(EXERCISE MATERIALS)
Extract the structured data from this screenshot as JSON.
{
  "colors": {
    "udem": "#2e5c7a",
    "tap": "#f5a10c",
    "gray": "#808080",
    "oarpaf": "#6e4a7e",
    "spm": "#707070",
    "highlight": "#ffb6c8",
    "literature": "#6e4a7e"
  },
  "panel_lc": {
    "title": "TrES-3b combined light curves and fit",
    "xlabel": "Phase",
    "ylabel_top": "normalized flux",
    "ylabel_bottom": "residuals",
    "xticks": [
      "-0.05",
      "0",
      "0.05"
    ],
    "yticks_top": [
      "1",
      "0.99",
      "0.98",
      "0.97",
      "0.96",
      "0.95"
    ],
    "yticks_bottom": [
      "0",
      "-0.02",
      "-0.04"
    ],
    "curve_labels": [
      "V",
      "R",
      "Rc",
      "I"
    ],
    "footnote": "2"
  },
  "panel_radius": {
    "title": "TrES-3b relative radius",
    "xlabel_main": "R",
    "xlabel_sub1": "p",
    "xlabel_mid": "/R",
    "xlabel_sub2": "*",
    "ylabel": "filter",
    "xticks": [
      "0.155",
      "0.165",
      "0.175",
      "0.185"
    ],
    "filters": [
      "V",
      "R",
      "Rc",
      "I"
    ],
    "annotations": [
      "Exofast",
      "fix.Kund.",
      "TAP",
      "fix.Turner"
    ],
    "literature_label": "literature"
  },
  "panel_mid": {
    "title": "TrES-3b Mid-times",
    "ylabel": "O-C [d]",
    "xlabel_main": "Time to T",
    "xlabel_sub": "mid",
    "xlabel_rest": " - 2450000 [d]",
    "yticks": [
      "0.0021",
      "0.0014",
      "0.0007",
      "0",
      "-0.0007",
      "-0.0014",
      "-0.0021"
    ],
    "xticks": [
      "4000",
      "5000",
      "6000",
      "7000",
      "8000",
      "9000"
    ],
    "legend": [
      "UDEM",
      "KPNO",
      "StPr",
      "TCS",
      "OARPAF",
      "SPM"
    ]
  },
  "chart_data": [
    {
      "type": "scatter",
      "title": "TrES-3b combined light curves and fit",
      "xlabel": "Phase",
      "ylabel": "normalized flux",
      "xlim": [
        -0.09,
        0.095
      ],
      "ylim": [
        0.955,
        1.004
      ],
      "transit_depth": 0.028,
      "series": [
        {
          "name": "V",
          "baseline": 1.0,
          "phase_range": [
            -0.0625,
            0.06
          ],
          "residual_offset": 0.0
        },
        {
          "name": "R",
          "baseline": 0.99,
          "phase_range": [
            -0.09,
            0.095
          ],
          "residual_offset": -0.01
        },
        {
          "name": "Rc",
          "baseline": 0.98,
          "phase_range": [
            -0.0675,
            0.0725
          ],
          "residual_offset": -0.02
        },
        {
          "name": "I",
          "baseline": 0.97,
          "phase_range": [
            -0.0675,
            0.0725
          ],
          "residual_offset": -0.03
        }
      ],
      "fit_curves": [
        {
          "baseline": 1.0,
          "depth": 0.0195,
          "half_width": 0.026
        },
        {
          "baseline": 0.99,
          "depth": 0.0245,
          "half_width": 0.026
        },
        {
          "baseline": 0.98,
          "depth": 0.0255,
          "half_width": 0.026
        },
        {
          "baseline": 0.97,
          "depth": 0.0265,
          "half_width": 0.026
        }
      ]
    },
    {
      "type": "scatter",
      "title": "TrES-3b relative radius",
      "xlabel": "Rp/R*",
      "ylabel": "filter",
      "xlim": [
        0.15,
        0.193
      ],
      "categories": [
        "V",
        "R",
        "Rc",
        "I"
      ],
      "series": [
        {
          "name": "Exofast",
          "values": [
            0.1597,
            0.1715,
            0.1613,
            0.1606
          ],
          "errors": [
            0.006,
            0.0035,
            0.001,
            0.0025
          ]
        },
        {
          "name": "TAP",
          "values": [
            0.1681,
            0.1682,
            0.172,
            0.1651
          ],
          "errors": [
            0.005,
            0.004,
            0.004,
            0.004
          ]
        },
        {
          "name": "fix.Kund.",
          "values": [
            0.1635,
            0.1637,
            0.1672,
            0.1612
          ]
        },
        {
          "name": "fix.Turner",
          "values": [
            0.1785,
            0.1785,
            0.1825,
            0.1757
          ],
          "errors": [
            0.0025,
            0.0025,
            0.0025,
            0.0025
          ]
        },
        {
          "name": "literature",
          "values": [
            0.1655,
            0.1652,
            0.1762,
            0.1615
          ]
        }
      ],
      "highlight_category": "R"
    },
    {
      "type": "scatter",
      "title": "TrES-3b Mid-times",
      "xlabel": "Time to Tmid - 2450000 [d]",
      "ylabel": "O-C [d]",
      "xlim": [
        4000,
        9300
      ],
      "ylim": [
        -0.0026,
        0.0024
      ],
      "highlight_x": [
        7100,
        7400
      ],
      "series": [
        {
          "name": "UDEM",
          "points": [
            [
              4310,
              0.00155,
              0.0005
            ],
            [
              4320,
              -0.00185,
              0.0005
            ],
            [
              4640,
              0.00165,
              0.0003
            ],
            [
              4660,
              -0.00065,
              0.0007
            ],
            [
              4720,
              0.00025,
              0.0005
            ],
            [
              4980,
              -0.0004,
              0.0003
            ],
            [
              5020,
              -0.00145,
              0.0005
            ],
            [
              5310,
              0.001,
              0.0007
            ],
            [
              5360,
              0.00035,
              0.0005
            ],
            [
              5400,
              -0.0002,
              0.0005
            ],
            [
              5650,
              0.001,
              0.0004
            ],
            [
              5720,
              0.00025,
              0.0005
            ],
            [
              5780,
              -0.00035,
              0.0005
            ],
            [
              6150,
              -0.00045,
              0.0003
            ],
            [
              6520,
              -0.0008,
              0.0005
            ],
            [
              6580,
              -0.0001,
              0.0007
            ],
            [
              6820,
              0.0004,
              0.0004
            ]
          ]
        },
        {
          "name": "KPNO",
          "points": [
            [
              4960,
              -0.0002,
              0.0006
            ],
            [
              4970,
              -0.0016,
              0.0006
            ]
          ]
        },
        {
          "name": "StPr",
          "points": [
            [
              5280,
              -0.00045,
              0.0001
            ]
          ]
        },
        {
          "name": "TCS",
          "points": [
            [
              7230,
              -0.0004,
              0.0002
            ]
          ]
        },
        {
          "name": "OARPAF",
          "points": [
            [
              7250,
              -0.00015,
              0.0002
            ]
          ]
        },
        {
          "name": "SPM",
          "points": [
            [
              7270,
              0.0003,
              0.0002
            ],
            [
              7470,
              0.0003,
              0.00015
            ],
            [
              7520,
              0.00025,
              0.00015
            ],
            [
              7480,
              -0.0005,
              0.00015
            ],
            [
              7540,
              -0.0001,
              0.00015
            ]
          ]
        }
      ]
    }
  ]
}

(SHORT TASK) Copy every line of the listing that includes the string "times".

(OUTPUT OF THE EXERCISE)
    "title": "TrES-3b Mid-times",
      "title": "TrES-3b Mid-times",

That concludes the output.